## Excerpt
-- Begin --

Caswell Holloway, 37, the city’s environmental protection commissioner since January 2010, will replace Goldsmith as deputy mayor for operations, Bloomberg’s office said Thursday in a news release. Goldsmith, 64, said his departure date is uncertain.
Goldsmith became a Bloomberg deputy in June 2010. During his tenure he established programs to share vehicles and information technology and other services among city agencies, initiatives that Bloomberg said would save the city $500 million by 2013. Goldsmith came under criticism from City Council members who blamed him after a post-Christmas blizzard left some streets unplowed for a week.
“It was a great job, a great opportunity,” Goldsmith said as he left City Hall for the day. Any suggestion that the mayor asked him to leave because of the administration’s admitted failures in responding to the snowstorm “would be untrue,” he said.
Several private firms have approached him with potentially lucrative job possibilities setting up financing deals for infrastructure, he said.
“I can’t negotiate while I’m here as a city official,” he said.
Holloway, as commissioner of the Department of Environmental Protection, has focused on holding down planned water-rate increases, and programs to capture rainwater and reduce sewer overflows. He also ended 15-year-old labor disputes that had hampered city operations, the mayor’s office said.
A graduate of Harvard University and the University of Chicago Law School, Holloway previously served as chief of staff to Deputy Mayor for Operations Edward Skyler and as a special adviser to Bloomberg.
Holloway’s salary as deputy mayor will be $213,000, up from $205,000 as environmental commissioner, said Marc LaVorgna, a spokesman for the mayor.
Goldsmith was mayor of Indianapolis from 1992 to 1999. It was then the 12th-largest U.S. city, with a population of about 780,000. He developed a reputation for cutting costs by privatizing some city services. New York, the largest U.S. city by population, has 8.2 million residents, according to the U.S. Census.
Goldsmith was director of Harvard University’s Innovations in American Government program last year when Bloomberg appointed him, describing him as “a superstar in every respect.”
Bloomberg is founder and majority owner of Bloomberg News parent Bloomberg LP.

-- End --

## What is expected
Please restate the news excerpt from "A graduate of" up to and including "the U.S. Census.", updating it so that "spokesperson" takes the place of "spokesman".

## Recorded information

-- Begin --

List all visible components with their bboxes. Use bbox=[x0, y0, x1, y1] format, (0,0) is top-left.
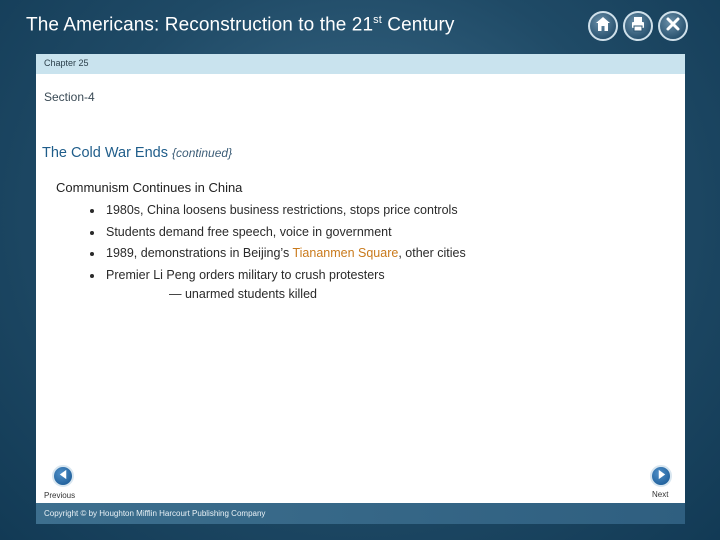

-- End --

## Solution to the problem
A graduate of Harvard University and the University of Chicago Law School, Holloway previously served as chief of staff to Deputy Mayor for Operations Edward Skyler and as a special adviser to Bloomberg.
Holloway’s salary as deputy mayor will be $213,000, up from $205,000 as environmental commissioner, said Marc LaVorgna, a spokesperson for the mayor.
Goldsmith was mayor of Indianapolis from 1992 to 1999. It was then the 12th-largest U.S. city, with a population of about 780,000. He developed a reputation for cutting costs by privatizing some city services. New York, the largest U.S. city by population, has 8.2 million residents, according to the U.S. Census.